[Stored data entries]
'''

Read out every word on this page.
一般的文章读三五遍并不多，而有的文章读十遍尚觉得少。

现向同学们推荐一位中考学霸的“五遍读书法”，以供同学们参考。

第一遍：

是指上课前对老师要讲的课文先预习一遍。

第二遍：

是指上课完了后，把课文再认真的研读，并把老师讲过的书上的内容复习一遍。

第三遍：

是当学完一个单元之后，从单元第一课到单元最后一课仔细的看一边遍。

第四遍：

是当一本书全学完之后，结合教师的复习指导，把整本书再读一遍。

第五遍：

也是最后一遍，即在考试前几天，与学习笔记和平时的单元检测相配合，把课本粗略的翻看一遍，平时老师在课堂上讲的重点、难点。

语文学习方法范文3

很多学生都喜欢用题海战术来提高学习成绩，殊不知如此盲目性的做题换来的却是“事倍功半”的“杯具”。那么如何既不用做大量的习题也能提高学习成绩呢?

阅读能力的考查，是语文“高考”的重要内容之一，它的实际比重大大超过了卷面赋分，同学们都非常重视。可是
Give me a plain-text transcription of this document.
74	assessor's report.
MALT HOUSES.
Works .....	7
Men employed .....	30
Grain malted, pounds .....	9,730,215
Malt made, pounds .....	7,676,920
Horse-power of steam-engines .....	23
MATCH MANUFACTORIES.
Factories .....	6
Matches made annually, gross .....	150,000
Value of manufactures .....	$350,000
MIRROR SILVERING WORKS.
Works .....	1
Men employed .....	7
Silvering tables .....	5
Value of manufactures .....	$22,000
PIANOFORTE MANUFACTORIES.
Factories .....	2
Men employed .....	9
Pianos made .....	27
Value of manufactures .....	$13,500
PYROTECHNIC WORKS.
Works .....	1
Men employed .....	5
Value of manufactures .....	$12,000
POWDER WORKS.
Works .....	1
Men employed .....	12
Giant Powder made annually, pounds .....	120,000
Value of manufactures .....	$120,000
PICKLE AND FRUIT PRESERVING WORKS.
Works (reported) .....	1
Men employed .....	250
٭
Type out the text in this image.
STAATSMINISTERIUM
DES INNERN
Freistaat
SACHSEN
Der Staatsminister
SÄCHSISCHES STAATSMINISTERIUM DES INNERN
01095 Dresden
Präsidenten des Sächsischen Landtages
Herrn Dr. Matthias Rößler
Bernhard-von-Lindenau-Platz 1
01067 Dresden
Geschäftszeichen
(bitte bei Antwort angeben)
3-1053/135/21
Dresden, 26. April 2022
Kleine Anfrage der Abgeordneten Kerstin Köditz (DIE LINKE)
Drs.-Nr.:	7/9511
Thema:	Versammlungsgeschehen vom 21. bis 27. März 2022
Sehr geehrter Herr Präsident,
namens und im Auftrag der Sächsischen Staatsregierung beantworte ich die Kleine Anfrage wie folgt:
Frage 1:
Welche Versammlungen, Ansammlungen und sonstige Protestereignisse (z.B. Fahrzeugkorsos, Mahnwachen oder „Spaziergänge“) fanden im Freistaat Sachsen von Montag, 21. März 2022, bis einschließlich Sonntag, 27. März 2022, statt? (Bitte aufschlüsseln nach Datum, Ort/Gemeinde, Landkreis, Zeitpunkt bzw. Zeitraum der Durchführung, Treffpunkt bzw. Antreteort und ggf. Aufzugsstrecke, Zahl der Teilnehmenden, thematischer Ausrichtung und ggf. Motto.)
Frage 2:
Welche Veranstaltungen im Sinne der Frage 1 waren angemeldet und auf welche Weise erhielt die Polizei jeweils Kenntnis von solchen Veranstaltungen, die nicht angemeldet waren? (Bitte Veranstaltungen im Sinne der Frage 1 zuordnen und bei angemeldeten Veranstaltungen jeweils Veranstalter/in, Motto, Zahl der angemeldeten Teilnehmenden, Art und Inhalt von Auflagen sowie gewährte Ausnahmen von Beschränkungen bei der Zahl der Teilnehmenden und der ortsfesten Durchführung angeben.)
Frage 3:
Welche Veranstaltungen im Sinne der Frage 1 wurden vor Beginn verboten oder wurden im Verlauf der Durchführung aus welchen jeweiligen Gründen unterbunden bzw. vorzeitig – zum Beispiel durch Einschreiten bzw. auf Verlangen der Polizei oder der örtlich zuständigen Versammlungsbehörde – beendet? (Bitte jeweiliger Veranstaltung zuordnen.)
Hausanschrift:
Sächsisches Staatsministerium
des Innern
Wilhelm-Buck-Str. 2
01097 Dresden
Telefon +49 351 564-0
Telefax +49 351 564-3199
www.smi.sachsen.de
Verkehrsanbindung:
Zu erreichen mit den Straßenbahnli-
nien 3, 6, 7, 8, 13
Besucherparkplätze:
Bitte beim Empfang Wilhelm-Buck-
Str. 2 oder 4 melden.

'''

**Stated problem**:
From the data above, pick out each line containing "Anfrage" and copy it.

**Output**:
Kleine Anfrage der Abgeordneten Kerstin Köditz (DIE LINKE)
namens und im Auftrag der Sächsischen Staatsregierung beantworte ich die Kleine Anfrage wie folgt:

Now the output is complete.